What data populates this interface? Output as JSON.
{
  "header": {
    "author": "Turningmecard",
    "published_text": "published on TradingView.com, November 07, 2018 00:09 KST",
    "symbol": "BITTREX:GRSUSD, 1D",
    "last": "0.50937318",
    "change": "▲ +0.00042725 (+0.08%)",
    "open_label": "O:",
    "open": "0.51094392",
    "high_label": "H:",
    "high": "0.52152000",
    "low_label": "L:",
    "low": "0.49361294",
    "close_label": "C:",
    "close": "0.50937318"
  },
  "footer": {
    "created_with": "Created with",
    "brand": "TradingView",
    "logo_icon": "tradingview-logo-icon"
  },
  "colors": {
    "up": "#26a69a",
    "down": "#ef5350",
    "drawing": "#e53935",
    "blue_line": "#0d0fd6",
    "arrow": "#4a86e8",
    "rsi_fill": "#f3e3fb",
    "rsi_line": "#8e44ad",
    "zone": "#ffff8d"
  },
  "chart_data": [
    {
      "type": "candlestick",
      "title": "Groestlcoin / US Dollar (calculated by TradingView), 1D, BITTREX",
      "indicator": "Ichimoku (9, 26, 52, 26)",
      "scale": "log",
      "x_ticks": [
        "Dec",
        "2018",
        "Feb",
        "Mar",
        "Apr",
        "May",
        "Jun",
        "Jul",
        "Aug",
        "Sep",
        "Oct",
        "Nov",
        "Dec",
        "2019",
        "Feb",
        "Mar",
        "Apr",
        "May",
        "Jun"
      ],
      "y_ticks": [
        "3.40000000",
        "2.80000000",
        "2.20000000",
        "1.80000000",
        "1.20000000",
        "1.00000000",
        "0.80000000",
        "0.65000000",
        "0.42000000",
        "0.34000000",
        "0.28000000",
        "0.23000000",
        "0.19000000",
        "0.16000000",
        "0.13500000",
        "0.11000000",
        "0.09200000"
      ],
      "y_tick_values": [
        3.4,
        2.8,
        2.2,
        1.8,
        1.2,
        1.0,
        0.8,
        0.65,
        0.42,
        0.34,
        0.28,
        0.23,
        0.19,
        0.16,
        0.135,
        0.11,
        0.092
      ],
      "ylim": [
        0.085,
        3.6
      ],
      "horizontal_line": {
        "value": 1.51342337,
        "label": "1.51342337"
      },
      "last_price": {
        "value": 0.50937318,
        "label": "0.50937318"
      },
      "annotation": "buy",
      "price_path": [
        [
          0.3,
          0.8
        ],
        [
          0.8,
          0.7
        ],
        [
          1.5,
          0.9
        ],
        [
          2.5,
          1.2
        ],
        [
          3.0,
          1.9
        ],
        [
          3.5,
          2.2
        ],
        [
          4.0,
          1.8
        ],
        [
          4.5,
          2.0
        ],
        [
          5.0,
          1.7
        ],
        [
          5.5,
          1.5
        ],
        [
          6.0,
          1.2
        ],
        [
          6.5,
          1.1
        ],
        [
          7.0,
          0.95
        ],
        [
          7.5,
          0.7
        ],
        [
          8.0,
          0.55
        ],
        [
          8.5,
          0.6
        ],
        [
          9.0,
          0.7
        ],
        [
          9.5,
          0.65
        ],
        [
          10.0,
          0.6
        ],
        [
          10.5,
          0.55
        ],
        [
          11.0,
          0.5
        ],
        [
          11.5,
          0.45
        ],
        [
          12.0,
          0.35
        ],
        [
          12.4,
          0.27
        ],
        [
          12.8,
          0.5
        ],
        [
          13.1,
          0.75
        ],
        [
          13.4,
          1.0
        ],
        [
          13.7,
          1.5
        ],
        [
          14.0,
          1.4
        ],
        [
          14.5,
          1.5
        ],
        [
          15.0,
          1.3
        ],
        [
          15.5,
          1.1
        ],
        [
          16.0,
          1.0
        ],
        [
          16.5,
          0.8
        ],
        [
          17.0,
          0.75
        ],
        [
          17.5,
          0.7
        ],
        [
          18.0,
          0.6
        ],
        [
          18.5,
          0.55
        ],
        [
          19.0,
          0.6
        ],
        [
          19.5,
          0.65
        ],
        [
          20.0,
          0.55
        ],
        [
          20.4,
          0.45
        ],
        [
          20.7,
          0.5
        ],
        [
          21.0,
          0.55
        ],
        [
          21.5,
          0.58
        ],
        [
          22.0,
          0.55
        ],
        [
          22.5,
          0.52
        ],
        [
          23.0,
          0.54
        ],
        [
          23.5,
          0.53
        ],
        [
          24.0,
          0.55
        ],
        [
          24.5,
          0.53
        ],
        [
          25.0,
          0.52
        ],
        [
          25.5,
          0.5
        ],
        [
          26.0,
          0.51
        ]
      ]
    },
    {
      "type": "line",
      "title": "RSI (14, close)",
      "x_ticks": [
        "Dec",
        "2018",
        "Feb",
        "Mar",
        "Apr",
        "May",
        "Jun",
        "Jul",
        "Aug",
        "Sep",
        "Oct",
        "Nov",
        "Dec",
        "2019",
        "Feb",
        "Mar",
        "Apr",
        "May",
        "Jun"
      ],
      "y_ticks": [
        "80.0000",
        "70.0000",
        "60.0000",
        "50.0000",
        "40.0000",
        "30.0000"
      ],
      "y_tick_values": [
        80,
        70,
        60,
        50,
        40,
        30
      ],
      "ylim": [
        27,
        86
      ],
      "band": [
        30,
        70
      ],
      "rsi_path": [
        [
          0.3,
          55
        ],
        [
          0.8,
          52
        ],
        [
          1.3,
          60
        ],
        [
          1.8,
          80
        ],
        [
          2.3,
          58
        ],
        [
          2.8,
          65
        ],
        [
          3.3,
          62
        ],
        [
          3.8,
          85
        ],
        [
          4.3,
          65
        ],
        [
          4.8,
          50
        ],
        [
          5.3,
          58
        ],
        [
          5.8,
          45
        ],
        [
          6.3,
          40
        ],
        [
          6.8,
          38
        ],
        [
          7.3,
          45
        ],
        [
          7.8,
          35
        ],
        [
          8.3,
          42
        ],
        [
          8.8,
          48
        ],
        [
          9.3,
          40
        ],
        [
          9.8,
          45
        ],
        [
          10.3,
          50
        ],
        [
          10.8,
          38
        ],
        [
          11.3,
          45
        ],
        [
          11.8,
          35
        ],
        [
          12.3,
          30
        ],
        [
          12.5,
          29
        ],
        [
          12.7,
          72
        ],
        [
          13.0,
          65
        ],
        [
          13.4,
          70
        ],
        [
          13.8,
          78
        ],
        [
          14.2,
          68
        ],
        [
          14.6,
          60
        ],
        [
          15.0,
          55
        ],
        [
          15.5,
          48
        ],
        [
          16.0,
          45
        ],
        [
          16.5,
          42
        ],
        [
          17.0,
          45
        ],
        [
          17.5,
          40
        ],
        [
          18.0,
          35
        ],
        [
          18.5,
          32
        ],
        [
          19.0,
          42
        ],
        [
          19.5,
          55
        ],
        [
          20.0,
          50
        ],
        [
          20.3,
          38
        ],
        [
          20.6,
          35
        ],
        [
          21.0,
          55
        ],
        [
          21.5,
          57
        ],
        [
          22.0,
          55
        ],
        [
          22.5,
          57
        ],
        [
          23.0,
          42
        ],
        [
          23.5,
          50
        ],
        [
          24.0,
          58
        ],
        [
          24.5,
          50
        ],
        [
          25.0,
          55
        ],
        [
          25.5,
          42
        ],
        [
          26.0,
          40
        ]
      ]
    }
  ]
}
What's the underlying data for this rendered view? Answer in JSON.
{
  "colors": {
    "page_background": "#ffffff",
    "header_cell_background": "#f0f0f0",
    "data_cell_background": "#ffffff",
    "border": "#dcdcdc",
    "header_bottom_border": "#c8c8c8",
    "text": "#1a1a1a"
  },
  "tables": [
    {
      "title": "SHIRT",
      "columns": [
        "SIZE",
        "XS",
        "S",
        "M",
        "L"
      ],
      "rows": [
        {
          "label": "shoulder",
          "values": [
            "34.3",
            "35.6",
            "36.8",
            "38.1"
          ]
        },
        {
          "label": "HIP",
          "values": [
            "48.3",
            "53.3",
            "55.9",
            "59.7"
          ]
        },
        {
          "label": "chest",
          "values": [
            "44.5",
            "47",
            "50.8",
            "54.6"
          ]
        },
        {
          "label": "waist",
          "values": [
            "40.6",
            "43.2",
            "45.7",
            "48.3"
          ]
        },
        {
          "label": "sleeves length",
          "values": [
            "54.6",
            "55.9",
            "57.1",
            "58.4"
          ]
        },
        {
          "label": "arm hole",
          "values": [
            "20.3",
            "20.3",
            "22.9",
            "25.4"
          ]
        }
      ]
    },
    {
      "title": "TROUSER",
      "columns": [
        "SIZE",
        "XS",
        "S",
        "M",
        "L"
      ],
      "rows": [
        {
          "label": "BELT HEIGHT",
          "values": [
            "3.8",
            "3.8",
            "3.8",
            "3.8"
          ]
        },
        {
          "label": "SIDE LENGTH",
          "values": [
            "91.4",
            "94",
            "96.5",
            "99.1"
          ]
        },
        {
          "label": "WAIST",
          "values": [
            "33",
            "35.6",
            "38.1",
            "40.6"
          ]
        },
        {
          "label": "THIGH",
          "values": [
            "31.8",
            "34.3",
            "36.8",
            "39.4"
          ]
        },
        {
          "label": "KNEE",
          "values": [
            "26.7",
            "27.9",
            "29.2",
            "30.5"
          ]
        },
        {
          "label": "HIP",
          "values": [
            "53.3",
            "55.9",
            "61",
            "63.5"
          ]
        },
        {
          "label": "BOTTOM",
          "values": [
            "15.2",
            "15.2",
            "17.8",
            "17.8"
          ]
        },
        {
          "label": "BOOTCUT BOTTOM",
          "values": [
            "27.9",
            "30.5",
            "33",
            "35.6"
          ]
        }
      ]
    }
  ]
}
----
TO BE DONE: Look through the records and gather every line containing "BITTREX".

PROBLEM SOLUTION:
    "symbol": "BITTREX:GRSUSD, 1D",
      "title": "Groestlcoin / US Dollar (calculated by TradingView), 1D, BITTREX",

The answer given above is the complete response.